▶ INSTRUCTIONS FOR THE TASK: Write out all of the data without omission, exactly as shown.
--- BEGIN SUPPLIED ENTRIES ---
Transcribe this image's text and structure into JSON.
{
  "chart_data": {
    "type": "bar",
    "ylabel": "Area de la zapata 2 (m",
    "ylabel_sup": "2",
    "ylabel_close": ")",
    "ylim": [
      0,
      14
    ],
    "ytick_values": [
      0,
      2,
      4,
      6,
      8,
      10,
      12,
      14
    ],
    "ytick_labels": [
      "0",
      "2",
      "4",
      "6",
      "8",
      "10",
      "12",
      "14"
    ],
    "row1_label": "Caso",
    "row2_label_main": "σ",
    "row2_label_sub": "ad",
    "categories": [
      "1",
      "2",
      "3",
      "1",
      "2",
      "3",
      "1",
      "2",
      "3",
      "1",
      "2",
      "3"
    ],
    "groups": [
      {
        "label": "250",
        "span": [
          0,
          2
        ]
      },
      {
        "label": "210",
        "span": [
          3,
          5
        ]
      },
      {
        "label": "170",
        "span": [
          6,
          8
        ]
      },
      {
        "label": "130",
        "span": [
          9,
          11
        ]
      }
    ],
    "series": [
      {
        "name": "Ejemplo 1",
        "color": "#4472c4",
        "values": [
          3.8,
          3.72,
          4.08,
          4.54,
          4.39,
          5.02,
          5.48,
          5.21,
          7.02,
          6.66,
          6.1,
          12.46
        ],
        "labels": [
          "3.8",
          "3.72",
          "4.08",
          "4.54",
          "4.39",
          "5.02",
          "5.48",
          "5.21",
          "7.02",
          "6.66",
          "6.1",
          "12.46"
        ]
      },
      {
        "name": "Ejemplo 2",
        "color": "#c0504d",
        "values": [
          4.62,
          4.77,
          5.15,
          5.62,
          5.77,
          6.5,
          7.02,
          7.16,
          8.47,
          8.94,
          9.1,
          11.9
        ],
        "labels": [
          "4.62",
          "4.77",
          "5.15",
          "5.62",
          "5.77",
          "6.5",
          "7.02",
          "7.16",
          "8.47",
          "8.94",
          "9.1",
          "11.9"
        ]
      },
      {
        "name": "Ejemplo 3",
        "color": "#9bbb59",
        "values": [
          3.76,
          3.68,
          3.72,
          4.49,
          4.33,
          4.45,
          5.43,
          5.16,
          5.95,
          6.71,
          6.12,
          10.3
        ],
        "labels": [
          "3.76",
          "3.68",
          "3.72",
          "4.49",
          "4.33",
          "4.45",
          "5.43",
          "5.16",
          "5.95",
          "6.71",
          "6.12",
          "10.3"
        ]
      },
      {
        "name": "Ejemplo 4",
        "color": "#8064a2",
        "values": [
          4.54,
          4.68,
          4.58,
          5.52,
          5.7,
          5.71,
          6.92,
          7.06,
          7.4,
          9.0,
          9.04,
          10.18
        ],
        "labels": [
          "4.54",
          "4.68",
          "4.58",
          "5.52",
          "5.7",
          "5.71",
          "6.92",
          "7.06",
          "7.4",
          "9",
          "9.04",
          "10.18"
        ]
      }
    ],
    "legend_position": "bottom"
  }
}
--- END SUPPLIED ENTRIES ---
▶ TASK RESPONSE:
Transcribe this image's text and structure into JSON.
{
  "chart_data": {
    "type": "bar",
    "ylabel": "Area de la zapata 2 (m",
    "ylabel_sup": "2",
    "ylabel_close": ")",
    "ylim": [
      0,
      14
    ],
    "ytick_values": [
      0,
      2,
      4,
      6,
      8,
      10,
      12,
      14
    ],
    "ytick_labels": [
      "0",
      "2",
      "4",
      "6",
      "8",
      "10",
      "12",
      "14"
    ],
    "row1_label": "Caso",
    "row2_label_main": "σ",
    "row2_label_sub": "ad",
    "categories": [
      "1",
      "2",
      "3",
      "1",
      "2",
      "3",
      "1",
      "2",
      "3",
      "1",
      "2",
      "3"
    ],
    "groups": [
      {
        "label": "250",
        "span": [
          0,
          2
        ]
      },
      {
        "label": "210",
        "span": [
          3,
          5
        ]
      },
      {
        "label": "170",
        "span": [
          6,
          8
        ]
      },
      {
        "label": "130",
        "span": [
          9,
          11
        ]
      }
    ],
    "series": [
      {
        "name": "Ejemplo 1",
        "color": "#4472c4",
        "values": [
          3.8,
          3.72,
          4.08,
          4.54,
          4.39,
          5.02,
          5.48,
          5.21,
          7.02,
          6.66,
          6.1,
          12.46
        ],
        "labels": [
          "3.8",
          "3.72",
          "4.08",
          "4.54",
          "4.39",
          "5.02",
          "5.48",
          "5.21",
          "7.02",
          "6.66",
          "6.1",
          "12.46"
        ]
      },
      {
        "name": "Ejemplo 2",
        "color": "#c0504d",
        "values": [
          4.62,
          4.77,
          5.15,
          5.62,
          5.77,
          6.5,
          7.02,
          7.16,
          8.47,
          8.94,
          9.1,
          11.9
        ],
        "labels": [
          "4.62",
          "4.77",
          "5.15",
          "5.62",
          "5.77",
          "6.5",
          "7.02",
          "7.16",
          "8.47",
          "8.94",
          "9.1",
          "11.9"
        ]
      },
      {
        "name": "Ejemplo 3",
        "color": "#9bbb59",
        "values": [
          3.76,
          3.68,
          3.72,
          4.49,
          4.33,
          4.45,
          5.43,
          5.16,
          5.95,
          6.71,
          6.12,
          10.3
        ],
        "labels": [
          "3.76",
          "3.68",
          "3.72",
          "4.49",
          "4.33",
          "4.45",
          "5.43",
          "5.16",
          "5.95",
          "6.71",
          "6.12",
          "10.3"
        ]
      },
      {
        "name": "Ejemplo 4",
        "color": "#8064a2",
        "values": [
          4.54,
          4.68,
          4.58,
          5.52,
          5.7,
          5.71,
          6.92,
          7.06,
          7.4,
          9.0,
          9.04,
          10.18
        ],
        "labels": [
          "4.54",
          "4.68",
          "4.58",
          "5.52",
          "5.7",
          "5.71",
          "6.92",
          "7.06",
          "7.4",
          "9",
          "9.04",
          "10.18"
        ]
      }
    ],
    "legend_position": "bottom"
  }
}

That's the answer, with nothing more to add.